** Reading text follows **
Travel Travails

Travel Travails

Imagine that you live in a remote suburb of Trivandrum.

For all practical purposes, it is in the middle of nowhere. There is no bus stop and no self-respecting auto driver will go there. You have to walk 1.5 kilometers south west to reach the nearest bus stop, from where you have a direct bus to college at 8:40 am. If you miss that, you will have to get on a series of buses, clinging on for dear life on the foot board. So the direct Veekkay bus is your lifeline.

One Monday, you are late. Despite having jogged all the way, you miss the bus by a wide margin. On Tuesday, you leave the house ten minutes early, determined to get the bus; but just as you reach halfway, you remember you have left your purse behind and rush back. You locate the purse in a jiffy but find it empty; you bang on the bathroom door, where amma has conveniently disappeared, and obtain the necessary cash. By the time you get out, you are no longer early (to say the least). You run all the way with your satchel bouncing up and down, sporadically smacking your bottom whenever it feels you are slowing down. You reach the bus stop just in time…to see the bus gliding away like a swan.
** End of Reading text **
** Records shown follows **
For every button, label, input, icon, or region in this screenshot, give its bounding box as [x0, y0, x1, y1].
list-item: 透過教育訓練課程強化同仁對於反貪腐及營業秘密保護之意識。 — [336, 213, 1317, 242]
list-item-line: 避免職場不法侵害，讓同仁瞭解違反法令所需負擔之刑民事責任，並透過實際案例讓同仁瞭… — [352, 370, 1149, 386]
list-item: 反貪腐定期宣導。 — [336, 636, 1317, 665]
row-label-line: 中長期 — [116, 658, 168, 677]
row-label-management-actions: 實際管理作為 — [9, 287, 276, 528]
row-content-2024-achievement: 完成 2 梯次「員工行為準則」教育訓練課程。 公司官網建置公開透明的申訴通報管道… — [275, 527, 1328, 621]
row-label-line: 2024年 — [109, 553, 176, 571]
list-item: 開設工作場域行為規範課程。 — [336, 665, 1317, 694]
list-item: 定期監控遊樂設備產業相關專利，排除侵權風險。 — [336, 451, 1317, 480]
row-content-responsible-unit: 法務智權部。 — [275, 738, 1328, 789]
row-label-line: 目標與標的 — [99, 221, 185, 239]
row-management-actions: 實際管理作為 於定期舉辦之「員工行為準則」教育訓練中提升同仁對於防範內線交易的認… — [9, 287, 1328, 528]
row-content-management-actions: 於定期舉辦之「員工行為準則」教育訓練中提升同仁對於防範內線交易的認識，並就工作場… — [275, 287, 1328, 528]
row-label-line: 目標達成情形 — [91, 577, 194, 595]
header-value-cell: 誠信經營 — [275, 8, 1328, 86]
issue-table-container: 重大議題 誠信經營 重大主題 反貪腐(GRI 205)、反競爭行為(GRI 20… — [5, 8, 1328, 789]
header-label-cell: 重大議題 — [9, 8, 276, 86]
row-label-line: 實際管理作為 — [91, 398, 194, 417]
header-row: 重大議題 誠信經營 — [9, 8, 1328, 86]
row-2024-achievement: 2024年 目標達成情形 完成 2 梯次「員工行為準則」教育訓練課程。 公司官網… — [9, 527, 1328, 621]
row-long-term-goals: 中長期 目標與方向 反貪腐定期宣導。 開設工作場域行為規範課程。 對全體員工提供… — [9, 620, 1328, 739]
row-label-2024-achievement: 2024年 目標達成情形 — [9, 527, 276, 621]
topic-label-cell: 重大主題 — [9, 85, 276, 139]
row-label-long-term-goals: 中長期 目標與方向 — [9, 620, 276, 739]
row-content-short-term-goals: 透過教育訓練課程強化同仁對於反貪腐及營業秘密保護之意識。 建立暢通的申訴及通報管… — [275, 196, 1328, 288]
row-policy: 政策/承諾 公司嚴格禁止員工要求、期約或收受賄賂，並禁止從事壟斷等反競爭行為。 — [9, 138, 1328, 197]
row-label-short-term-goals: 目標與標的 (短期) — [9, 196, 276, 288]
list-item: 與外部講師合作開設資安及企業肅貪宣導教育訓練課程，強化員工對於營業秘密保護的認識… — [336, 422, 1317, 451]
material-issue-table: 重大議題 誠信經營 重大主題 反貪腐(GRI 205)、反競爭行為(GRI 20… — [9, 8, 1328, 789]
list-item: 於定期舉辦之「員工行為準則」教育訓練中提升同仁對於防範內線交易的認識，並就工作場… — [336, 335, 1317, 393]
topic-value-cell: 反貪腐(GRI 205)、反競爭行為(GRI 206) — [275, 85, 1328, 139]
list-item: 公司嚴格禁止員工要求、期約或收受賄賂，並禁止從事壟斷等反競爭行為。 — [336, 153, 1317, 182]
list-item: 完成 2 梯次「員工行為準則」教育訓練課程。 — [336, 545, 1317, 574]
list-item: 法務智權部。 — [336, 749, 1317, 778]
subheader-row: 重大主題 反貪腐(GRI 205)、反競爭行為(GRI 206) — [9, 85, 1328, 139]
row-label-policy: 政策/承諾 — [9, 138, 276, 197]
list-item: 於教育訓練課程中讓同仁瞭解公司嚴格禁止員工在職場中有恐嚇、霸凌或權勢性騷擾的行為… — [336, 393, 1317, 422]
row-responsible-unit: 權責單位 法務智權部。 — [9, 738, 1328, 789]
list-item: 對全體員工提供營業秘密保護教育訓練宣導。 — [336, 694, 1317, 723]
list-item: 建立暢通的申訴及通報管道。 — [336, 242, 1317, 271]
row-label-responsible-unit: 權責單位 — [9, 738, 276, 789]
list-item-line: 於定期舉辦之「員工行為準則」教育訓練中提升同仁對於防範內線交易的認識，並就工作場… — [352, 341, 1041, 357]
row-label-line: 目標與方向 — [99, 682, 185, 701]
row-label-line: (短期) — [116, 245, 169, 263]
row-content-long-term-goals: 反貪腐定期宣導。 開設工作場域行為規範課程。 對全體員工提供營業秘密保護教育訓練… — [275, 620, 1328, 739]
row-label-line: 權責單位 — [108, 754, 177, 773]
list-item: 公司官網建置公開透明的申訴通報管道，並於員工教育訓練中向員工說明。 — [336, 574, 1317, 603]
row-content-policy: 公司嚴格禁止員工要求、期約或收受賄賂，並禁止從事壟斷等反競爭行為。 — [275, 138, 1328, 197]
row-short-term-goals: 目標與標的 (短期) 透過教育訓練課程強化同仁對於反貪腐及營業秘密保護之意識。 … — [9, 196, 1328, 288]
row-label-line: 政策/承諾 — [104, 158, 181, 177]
** End of Records shown **
* **Problems to work on**:
1/ Decide whether each statement agrees with the Travel Travails text, answering yes or no and quoting the deciding words of the text. (a) The nearest bus stop is 1.5 kilometers from the house. (b) On Tuesday, the purse turns out to have enough cash in it. (c) The direct bus to college runs at 8:40 am.
2/ Duplicate the part of the Travel Travails text starting at "For all practical" and ending at "is your lifeline.".

* **Answer list**:
1/
(a) Yes: "You have to walk 1.5 kilometers south west to reach the nearest bus stop"
(b) No: "You locate the purse in a jiffy but find it empty"
(c) Yes: "from where you have a direct bus to college at 8:40 am"

2/
For all practical purposes, it is in the middle of nowhere. There is no bus stop and no self-respecting auto driver will go there. You have to walk 1.5 kilometers south west to reach the nearest bus stop, from where you have a direct bus to college at 8:40 am. If you miss that, you will have to get on a series of buses, clinging on for dear life on the foot board. So the direct Veekkay bus is your lifeline.